Given task
Type out the complete listing below word for word, without its pictures.

Input records
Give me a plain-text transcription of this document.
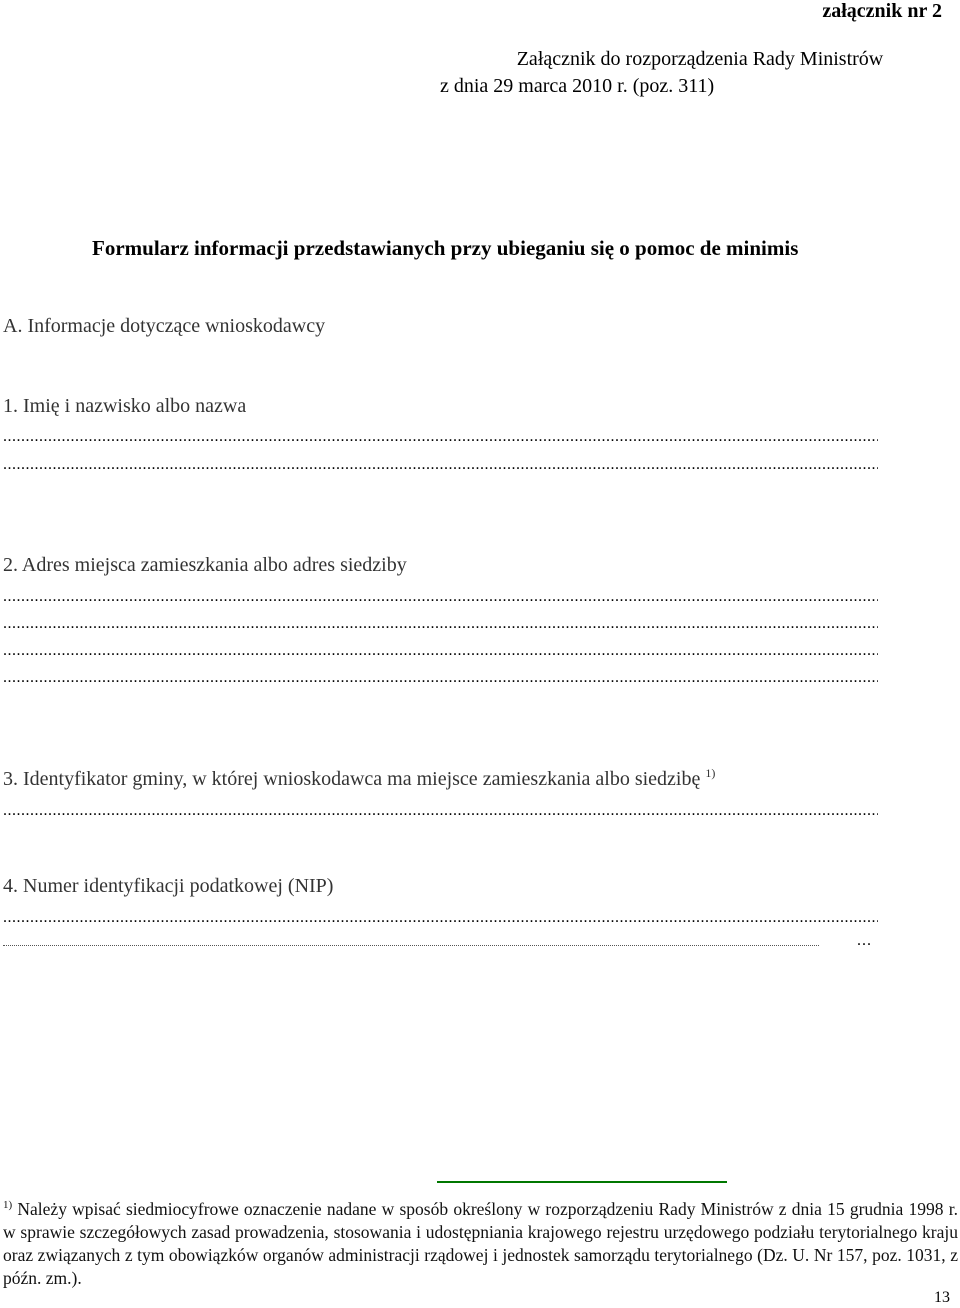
załącznik nr 2
Załącznik do rozporządzenia Rady Ministrów
z dnia 29 marca 2010 r. (poz. 311)
Formularz informacji przedstawianych przy ubieganiu się o pomoc de minimis
A. Informacje dotyczące wnioskodawcy
1. Imię i nazwisko albo nazwa
.....
.....
2. Adres miejsca zamieszkania albo adres siedziby
.....
.....
.....
.....
3. Identyfikator gminy, w której wnioskodawca ma miejsce zamieszkania albo siedzibę $^{1)}$
.....
4. Numer identyfikacji podatkowej (NIP)
.....
...
$^{1)}$ Należy wpisać siedmiocyfrowe oznaczenie nadane w sposób określony w rozporządzeniu Rady Ministrów z dnia 15 grudnia 1998 r. w sprawie szczegółowych zasad prowadzenia, stosowania i udostępniania krajowego rejestru urzędowego podziału terytorialnego kraju oraz związanych z tym obowiązków organów administracji rządowej i jednostek samorządu terytorialnego (Dz. U. Nr 157, poz. 1031, z późn. zm.).
13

Response to the task
Give me a plain-text transcription of this document.
załącznik nr 2
Załącznik do rozporządzenia Rady Ministrów
z dnia 29 marca 2010 r. (poz. 311)
Formularz informacji przedstawianych przy ubieganiu się o pomoc de minimis
A. Informacje dotyczące wnioskodawcy
1. Imię i nazwisko albo nazwa
.....
.....
2. Adres miejsca zamieszkania albo adres siedziby
.....
.....
.....
.....
3. Identyfikator gminy, w której wnioskodawca ma miejsce zamieszkania albo siedzibę $^{1)}$
.....
4. Numer identyfikacji podatkowej (NIP)
.....
...
$^{1)}$ Należy wpisać siedmiocyfrowe oznaczenie nadane w sposób określony w rozporządzeniu Rady Ministrów z dnia 15 grudnia 1998 r. w sprawie szczegółowych zasad prowadzenia, stosowania i udostępniania krajowego rejestru urzędowego podziału terytorialnego kraju oraz związanych z tym obowiązków organów administracji rządowej i jednostek samorządu terytorialnego (Dz. U. Nr 157, poz. 1031, z późn. zm.).
13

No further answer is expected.